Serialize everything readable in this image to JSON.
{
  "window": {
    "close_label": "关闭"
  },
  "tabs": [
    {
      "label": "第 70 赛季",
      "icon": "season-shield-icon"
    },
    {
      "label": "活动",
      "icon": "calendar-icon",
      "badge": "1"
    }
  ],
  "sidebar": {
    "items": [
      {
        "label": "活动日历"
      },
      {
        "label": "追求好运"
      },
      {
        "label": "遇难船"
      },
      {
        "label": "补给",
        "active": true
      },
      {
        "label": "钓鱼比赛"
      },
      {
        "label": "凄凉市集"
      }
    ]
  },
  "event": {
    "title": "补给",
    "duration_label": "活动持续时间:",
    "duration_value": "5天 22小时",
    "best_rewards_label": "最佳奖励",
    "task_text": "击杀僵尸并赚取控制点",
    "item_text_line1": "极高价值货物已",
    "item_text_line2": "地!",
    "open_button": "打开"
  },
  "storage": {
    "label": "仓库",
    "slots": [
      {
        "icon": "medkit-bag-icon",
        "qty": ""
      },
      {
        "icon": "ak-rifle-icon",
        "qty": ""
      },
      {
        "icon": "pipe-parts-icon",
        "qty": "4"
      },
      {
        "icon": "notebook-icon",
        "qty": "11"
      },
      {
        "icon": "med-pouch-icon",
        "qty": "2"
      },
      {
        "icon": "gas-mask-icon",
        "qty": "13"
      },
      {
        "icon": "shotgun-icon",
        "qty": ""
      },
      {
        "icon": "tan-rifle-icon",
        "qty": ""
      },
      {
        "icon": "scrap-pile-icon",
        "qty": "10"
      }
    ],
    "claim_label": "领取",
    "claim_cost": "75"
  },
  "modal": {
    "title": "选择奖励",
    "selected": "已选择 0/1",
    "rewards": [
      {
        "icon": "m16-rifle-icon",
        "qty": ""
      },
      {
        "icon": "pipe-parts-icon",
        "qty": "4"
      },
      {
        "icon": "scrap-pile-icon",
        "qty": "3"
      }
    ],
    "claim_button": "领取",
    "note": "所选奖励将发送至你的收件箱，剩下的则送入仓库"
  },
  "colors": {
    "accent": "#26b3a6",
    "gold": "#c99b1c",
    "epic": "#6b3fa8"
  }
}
* * * * *
Extract, word for word, each line of the listing above.

OUTPUT OF THE TASK →
Serialize everything readable in this image to JSON.
{
  "window": {
    "close_label": "关闭"
  },
  "tabs": [
    {
      "label": "第 70 赛季",
      "icon": "season-shield-icon"
    },
    {
      "label": "活动",
      "icon": "calendar-icon",
      "badge": "1"
    }
  ],
  "sidebar": {
    "items": [
      {
        "label": "活动日历"
      },
      {
        "label": "追求好运"
      },
      {
        "label": "遇难船"
      },
      {
        "label": "补给",
        "active": true
      },
      {
        "label": "钓鱼比赛"
      },
      {
        "label": "凄凉市集"
      }
    ]
  },
  "event": {
    "title": "补给",
    "duration_label": "活动持续时间:",
    "duration_value": "5天 22小时",
    "best_rewards_label": "最佳奖励",
    "task_text": "击杀僵尸并赚取控制点",
    "item_text_line1": "极高价值货物已",
    "item_text_line2": "地!",
    "open_button": "打开"
  },
  "storage": {
    "label": "仓库",
    "slots": [
      {
        "icon": "medkit-bag-icon",
        "qty": ""
      },
      {
        "icon": "ak-rifle-icon",
        "qty": ""
      },
      {
        "icon": "pipe-parts-icon",
        "qty": "4"
      },
      {
        "icon": "notebook-icon",
        "qty": "11"
      },
      {
        "icon": "med-pouch-icon",
        "qty": "2"
      },
      {
        "icon": "gas-mask-icon",
        "qty": "13"
      },
      {
        "icon": "shotgun-icon",
        "qty": ""
      },
      {
        "icon": "tan-rifle-icon",
        "qty": ""
      },
      {
        "icon": "scrap-pile-icon",
        "qty": "10"
      }
    ],
    "claim_label": "领取",
    "claim_cost": "75"
  },
  "modal": {
    "title": "选择奖励",
    "selected": "已选择 0/1",
    "rewards": [
      {
        "icon": "m16-rifle-icon",
        "qty": ""
      },
      {
        "icon": "pipe-parts-icon",
        "qty": "4"
      },
      {
        "icon": "scrap-pile-icon",
        "qty": "3"
      }
    ],
    "claim_button": "领取",
    "note": "所选奖励将发送至你的收件箱，剩下的则送入仓库"
  },
  "colors": {
    "accent": "#26b3a6",
    "gold": "#c99b1c",
    "epic": "#6b3fa8"
  }
}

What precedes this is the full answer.